Given problem: Retype the material that follows, keeping every word as it is.

Input:
__________________________________________________

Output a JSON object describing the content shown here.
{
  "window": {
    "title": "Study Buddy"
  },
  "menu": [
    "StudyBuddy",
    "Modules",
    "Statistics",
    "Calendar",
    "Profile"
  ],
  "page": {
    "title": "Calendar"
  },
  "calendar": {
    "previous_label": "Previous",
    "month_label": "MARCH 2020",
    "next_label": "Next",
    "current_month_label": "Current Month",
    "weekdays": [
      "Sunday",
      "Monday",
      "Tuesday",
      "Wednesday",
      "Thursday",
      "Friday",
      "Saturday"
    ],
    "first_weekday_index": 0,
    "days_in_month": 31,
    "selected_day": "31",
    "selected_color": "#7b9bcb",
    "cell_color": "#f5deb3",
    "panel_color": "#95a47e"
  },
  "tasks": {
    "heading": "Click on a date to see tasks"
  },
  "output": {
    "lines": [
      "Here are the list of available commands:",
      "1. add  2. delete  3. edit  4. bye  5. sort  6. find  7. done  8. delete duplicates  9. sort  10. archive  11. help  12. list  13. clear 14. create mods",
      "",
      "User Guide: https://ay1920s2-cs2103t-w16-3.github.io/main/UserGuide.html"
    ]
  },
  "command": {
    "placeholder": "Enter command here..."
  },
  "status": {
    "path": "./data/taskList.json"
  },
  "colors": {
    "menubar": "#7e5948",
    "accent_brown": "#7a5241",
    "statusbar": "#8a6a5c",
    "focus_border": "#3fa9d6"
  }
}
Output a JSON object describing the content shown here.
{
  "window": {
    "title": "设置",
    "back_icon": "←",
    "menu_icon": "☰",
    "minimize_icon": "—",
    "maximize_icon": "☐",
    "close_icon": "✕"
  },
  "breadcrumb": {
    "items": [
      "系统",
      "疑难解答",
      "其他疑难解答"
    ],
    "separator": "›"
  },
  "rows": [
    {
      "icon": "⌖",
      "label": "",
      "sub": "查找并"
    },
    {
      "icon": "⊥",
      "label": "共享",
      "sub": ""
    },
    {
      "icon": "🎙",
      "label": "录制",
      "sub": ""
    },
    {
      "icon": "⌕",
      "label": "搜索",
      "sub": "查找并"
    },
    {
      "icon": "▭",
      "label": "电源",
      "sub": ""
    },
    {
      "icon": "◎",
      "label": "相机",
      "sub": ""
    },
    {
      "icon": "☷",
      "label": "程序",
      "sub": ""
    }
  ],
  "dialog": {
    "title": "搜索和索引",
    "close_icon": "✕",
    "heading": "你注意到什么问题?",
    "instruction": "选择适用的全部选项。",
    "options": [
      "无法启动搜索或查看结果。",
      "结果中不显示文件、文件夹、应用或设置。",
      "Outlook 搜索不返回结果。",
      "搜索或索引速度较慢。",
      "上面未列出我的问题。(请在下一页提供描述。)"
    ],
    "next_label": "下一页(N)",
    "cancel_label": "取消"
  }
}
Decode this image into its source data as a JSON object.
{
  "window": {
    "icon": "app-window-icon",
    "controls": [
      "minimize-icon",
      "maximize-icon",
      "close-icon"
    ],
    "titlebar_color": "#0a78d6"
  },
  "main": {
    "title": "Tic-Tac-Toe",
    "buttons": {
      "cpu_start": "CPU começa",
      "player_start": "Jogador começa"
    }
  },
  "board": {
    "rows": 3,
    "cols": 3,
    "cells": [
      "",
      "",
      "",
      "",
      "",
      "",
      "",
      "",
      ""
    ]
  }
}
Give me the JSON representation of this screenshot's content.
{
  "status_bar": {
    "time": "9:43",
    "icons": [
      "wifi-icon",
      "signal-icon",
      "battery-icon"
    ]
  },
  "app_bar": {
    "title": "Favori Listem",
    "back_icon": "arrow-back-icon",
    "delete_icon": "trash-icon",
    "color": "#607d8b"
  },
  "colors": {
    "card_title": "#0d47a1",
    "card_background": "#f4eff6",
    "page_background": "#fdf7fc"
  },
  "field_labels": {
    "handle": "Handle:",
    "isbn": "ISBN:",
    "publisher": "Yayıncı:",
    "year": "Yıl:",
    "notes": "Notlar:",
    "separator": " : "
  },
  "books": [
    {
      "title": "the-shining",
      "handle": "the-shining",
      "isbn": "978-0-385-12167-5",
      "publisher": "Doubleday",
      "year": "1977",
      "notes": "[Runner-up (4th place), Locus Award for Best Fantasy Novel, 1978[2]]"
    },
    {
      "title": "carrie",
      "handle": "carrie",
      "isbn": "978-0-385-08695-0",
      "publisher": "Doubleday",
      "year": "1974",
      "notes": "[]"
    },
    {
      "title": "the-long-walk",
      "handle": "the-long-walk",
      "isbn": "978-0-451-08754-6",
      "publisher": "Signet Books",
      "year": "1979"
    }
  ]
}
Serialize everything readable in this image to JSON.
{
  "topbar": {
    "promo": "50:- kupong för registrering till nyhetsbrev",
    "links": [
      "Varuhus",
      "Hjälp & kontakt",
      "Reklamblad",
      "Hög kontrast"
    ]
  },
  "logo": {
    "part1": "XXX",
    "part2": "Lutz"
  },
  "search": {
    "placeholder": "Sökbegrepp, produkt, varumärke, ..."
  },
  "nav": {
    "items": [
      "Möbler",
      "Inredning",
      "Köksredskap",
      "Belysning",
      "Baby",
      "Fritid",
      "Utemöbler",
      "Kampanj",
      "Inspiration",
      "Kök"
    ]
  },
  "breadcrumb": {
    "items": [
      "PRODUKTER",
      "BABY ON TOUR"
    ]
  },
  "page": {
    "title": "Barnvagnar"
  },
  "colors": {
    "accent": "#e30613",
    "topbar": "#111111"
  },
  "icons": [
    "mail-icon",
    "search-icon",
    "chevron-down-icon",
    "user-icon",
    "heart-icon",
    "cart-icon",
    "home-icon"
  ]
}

__________________________________________________

Full answer:
Output a JSON object describing the content shown here.
{
  "window": {
    "title": "Study Buddy"
  },
  "menu": [
    "StudyBuddy",
    "Modules",
    "Statistics",
    "Calendar",
    "Profile"
  ],
  "page": {
    "title": "Calendar"
  },
  "calendar": {
    "previous_label": "Previous",
    "month_label": "MARCH 2020",
    "next_label": "Next",
    "current_month_label": "Current Month",
    "weekdays": [
      "Sunday",
      "Monday",
      "Tuesday",
      "Wednesday",
      "Thursday",
      "Friday",
      "Saturday"
    ],
    "first_weekday_index": 0,
    "days_in_month": 31,
    "selected_day": "31",
    "selected_color": "#7b9bcb",
    "cell_color": "#f5deb3",
    "panel_color": "#95a47e"
  },
  "tasks": {
    "heading": "Click on a date to see tasks"
  },
  "output": {
    "lines": [
      "Here are the list of available commands:",
      "1. add  2. delete  3. edit  4. bye  5. sort  6. find  7. done  8. delete duplicates  9. sort  10. archive  11. help  12. list  13. clear 14. create mods",
      "",
      "User Guide: https://ay1920s2-cs2103t-w16-3.github.io/main/UserGuide.html"
    ]
  },
  "command": {
    "placeholder": "Enter command here..."
  },
  "status": {
    "path": "./data/taskList.json"
  },
  "colors": {
    "menubar": "#7e5948",
    "accent_brown": "#7a5241",
    "statusbar": "#8a6a5c",
    "focus_border": "#3fa9d6"
  }
}
Output a JSON object describing the content shown here.
{
  "window": {
    "title": "设置",
    "back_icon": "←",
    "menu_icon": "☰",
    "minimize_icon": "—",
    "maximize_icon": "☐",
    "close_icon": "✕"
  },
  "breadcrumb": {
    "items": [
      "系统",
      "疑难解答",
      "其他疑难解答"
    ],
    "separator": "›"
  },
  "rows": [
    {
      "icon": "⌖",
      "label": "",
      "sub": "查找并"
    },
    {
      "icon": "⊥",
      "label": "共享",
      "sub": ""
    },
    {
      "icon": "🎙",
      "label": "录制",
      "sub": ""
    },
    {
      "icon": "⌕",
      "label": "搜索",
      "sub": "查找并"
    },
    {
      "icon": "▭",
      "label": "电源",
      "sub": ""
    },
    {
      "icon": "◎",
      "label": "相机",
      "sub": ""
    },
    {
      "icon": "☷",
      "label": "程序",
      "sub": ""
    }
  ],
  "dialog": {
    "title": "搜索和索引",
    "close_icon": "✕",
    "heading": "你注意到什么问题?",
    "instruction": "选择适用的全部选项。",
    "options": [
      "无法启动搜索或查看结果。",
      "结果中不显示文件、文件夹、应用或设置。",
      "Outlook 搜索不返回结果。",
      "搜索或索引速度较慢。",
      "上面未列出我的问题。(请在下一页提供描述。)"
    ],
    "next_label": "下一页(N)",
    "cancel_label": "取消"
  }
}
Decode this image into its source data as a JSON object.
{
  "window": {
    "icon": "app-window-icon",
    "controls": [
      "minimize-icon",
      "maximize-icon",
      "close-icon"
    ],
    "titlebar_color": "#0a78d6"
  },
  "main": {
    "title": "Tic-Tac-Toe",
    "buttons": {
      "cpu_start": "CPU começa",
      "player_start": "Jogador começa"
    }
  },
  "board": {
    "rows": 3,
    "cols": 3,
    "cells": [
      "",
      "",
      "",
      "",
      "",
      "",
      "",
      "",
      ""
    ]
  }
}
Give me the JSON representation of this screenshot's content.
{
  "status_bar": {
    "time": "9:43",
    "icons": [
      "wifi-icon",
      "signal-icon",
      "battery-icon"
    ]
  },
  "app_bar": {
    "title": "Favori Listem",
    "back_icon": "arrow-back-icon",
    "delete_icon": "trash-icon",
    "color": "#607d8b"
  },
  "colors": {
    "card_title": "#0d47a1",
    "card_background": "#f4eff6",
    "page_background": "#fdf7fc"
  },
  "field_labels": {
    "handle": "Handle:",
    "isbn": "ISBN:",
    "publisher": "Yayıncı:",
    "year": "Yıl:",
    "notes": "Notlar:",
    "separator": " : "
  },
  "books": [
    {
      "title": "the-shining",
      "handle": "the-shining",
      "isbn": "978-0-385-12167-5",
      "publisher": "Doubleday",
      "year": "1977",
      "notes": "[Runner-up (4th place), Locus Award for Best Fantasy Novel, 1978[2]]"
    },
    {
      "title": "carrie",
      "handle": "carrie",
      "isbn": "978-0-385-08695-0",
      "publisher": "Doubleday",
      "year": "1974",
      "notes": "[]"
    },
    {
      "title": "the-long-walk",
      "handle": "the-long-walk",
      "isbn": "978-0-451-08754-6",
      "publisher": "Signet Books",
      "year": "1979"
    }
  ]
}
Serialize everything readable in this image to JSON.
{
  "topbar": {
    "promo": "50:- kupong för registrering till nyhetsbrev",
    "links": [
      "Varuhus",
      "Hjälp & kontakt",
      "Reklamblad",
      "Hög kontrast"
    ]
  },
  "logo": {
    "part1": "XXX",
    "part2": "Lutz"
  },
  "search": {
    "placeholder": "Sökbegrepp, produkt, varumärke, ..."
  },
  "nav": {
    "items": [
      "Möbler",
      "Inredning",
      "Köksredskap",
      "Belysning",
      "Baby",
      "Fritid",
      "Utemöbler",
      "Kampanj",
      "Inspiration",
      "Kök"
    ]
  },
  "breadcrumb": {
    "items": [
      "PRODUKTER",
      "BABY ON TOUR"
    ]
  },
  "page": {
    "title": "Barnvagnar"
  },
  "colors": {
    "accent": "#e30613",
    "topbar": "#111111"
  },
  "icons": [
    "mail-icon",
    "search-icon",
    "chevron-down-icon",
    "user-icon",
    "heart-icon",
    "cart-icon",
    "home-icon"
  ]
}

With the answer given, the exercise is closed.